_Task directions:_ Copy out all of the data below with no alterations.

_Records for this task:_
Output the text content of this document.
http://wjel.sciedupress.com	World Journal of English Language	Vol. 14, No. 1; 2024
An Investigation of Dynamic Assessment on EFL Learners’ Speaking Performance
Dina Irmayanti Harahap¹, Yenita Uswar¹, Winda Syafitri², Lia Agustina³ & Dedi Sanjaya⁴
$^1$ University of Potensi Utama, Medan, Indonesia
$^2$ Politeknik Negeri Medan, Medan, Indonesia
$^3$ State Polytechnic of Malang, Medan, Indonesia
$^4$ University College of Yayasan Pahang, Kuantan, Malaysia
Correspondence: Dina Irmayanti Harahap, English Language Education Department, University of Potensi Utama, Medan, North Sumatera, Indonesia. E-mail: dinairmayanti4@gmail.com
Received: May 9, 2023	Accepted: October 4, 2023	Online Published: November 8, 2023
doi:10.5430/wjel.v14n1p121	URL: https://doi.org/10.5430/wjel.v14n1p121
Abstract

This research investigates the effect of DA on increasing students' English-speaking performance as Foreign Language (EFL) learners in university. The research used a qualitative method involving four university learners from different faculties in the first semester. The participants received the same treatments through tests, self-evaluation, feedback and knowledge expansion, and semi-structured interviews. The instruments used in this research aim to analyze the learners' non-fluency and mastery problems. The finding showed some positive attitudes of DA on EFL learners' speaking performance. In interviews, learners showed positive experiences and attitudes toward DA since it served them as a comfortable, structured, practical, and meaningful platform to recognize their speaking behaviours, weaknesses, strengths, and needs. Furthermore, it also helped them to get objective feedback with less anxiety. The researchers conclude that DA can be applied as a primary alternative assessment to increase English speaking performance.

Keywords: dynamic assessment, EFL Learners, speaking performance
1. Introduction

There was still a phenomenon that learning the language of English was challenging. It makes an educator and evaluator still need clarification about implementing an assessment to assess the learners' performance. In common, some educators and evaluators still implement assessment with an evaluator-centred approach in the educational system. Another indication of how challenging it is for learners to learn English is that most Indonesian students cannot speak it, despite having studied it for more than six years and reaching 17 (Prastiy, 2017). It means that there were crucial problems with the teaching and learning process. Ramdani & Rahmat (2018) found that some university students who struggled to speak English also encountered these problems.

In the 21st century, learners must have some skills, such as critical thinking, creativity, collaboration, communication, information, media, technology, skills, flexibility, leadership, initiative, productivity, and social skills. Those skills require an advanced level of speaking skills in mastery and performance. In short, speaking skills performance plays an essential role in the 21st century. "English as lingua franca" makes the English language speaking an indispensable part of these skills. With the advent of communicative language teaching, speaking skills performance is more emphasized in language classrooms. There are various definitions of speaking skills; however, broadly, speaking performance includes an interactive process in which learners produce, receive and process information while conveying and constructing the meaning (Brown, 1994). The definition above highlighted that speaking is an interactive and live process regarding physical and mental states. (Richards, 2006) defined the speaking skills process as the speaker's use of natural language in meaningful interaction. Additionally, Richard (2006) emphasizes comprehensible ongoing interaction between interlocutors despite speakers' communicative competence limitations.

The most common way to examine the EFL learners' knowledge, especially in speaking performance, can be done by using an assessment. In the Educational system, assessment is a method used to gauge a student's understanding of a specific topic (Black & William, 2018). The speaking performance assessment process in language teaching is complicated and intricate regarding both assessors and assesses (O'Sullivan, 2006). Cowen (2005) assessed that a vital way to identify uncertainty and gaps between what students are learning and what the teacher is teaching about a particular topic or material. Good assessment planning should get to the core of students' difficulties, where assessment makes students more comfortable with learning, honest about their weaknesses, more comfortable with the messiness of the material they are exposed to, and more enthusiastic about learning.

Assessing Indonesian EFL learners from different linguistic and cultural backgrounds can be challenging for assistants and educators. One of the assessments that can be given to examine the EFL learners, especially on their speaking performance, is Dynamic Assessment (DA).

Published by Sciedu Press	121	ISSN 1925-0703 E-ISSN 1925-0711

_Exercise output:_
Output the text content of this document.
http://wjel.sciedupress.com	World Journal of English Language	Vol. 14, No. 1; 2024
An Investigation of Dynamic Assessment on EFL Learners’ Speaking Performance
Dina Irmayanti Harahap¹, Yenita Uswar¹, Winda Syafitri², Lia Agustina³ & Dedi Sanjaya⁴
$^1$ University of Potensi Utama, Medan, Indonesia
$^2$ Politeknik Negeri Medan, Medan, Indonesia
$^3$ State Polytechnic of Malang, Medan, Indonesia
$^4$ University College of Yayasan Pahang, Kuantan, Malaysia
Correspondence: Dina Irmayanti Harahap, English Language Education Department, University of Potensi Utama, Medan, North Sumatera, Indonesia. E-mail: dinairmayanti4@gmail.com
Received: May 9, 2023	Accepted: October 4, 2023	Online Published: November 8, 2023
doi:10.5430/wjel.v14n1p121	URL: https://doi.org/10.5430/wjel.v14n1p121
Abstract

This research investigates the effect of DA on increasing students' English-speaking performance as Foreign Language (EFL) learners in university. The research used a qualitative method involving four university learners from different faculties in the first semester. The participants received the same treatments through tests, self-evaluation, feedback and knowledge expansion, and semi-structured interviews. The instruments used in this research aim to analyze the learners' non-fluency and mastery problems. The finding showed some positive attitudes of DA on EFL learners' speaking performance. In interviews, learners showed positive experiences and attitudes toward DA since it served them as a comfortable, structured, practical, and meaningful platform to recognize their speaking behaviours, weaknesses, strengths, and needs. Furthermore, it also helped them to get objective feedback with less anxiety. The researchers conclude that DA can be applied as a primary alternative assessment to increase English speaking performance.

Keywords: dynamic assessment, EFL Learners, speaking performance
1. Introduction

There was still a phenomenon that learning the language of English was challenging. It makes an educator and evaluator still need clarification about implementing an assessment to assess the learners' performance. In common, some educators and evaluators still implement assessment with an evaluator-centred approach in the educational system. Another indication of how challenging it is for learners to learn English is that most Indonesian students cannot speak it, despite having studied it for more than six years and reaching 17 (Prastiy, 2017). It means that there were crucial problems with the teaching and learning process. Ramdani & Rahmat (2018) found that some university students who struggled to speak English also encountered these problems.

In the 21st century, learners must have some skills, such as critical thinking, creativity, collaboration, communication, information, media, technology, skills, flexibility, leadership, initiative, productivity, and social skills. Those skills require an advanced level of speaking skills in mastery and performance. In short, speaking skills performance plays an essential role in the 21st century. "English as lingua franca" makes the English language speaking an indispensable part of these skills. With the advent of communicative language teaching, speaking skills performance is more emphasized in language classrooms. There are various definitions of speaking skills; however, broadly, speaking performance includes an interactive process in which learners produce, receive and process information while conveying and constructing the meaning (Brown, 1994). The definition above highlighted that speaking is an interactive and live process regarding physical and mental states. (Richards, 2006) defined the speaking skills process as the speaker's use of natural language in meaningful interaction. Additionally, Richard (2006) emphasizes comprehensible ongoing interaction between interlocutors despite speakers' communicative competence limitations.

The most common way to examine the EFL learners' knowledge, especially in speaking performance, can be done by using an assessment. In the Educational system, assessment is a method used to gauge a student's understanding of a specific topic (Black & William, 2018). The speaking performance assessment process in language teaching is complicated and intricate regarding both assessors and assesses (O'Sullivan, 2006). Cowen (2005) assessed that a vital way to identify uncertainty and gaps between what students are learning and what the teacher is teaching about a particular topic or material. Good assessment planning should get to the core of students' difficulties, where assessment makes students more comfortable with learning, honest about their weaknesses, more comfortable with the messiness of the material they are exposed to, and more enthusiastic about learning.

Assessing Indonesian EFL learners from different linguistic and cultural backgrounds can be challenging for assistants and educators. One of the assessments that can be given to examine the EFL learners, especially on their speaking performance, is Dynamic Assessment (DA).

Published by Sciedu Press	121	ISSN 1925-0703 E-ISSN 1925-0711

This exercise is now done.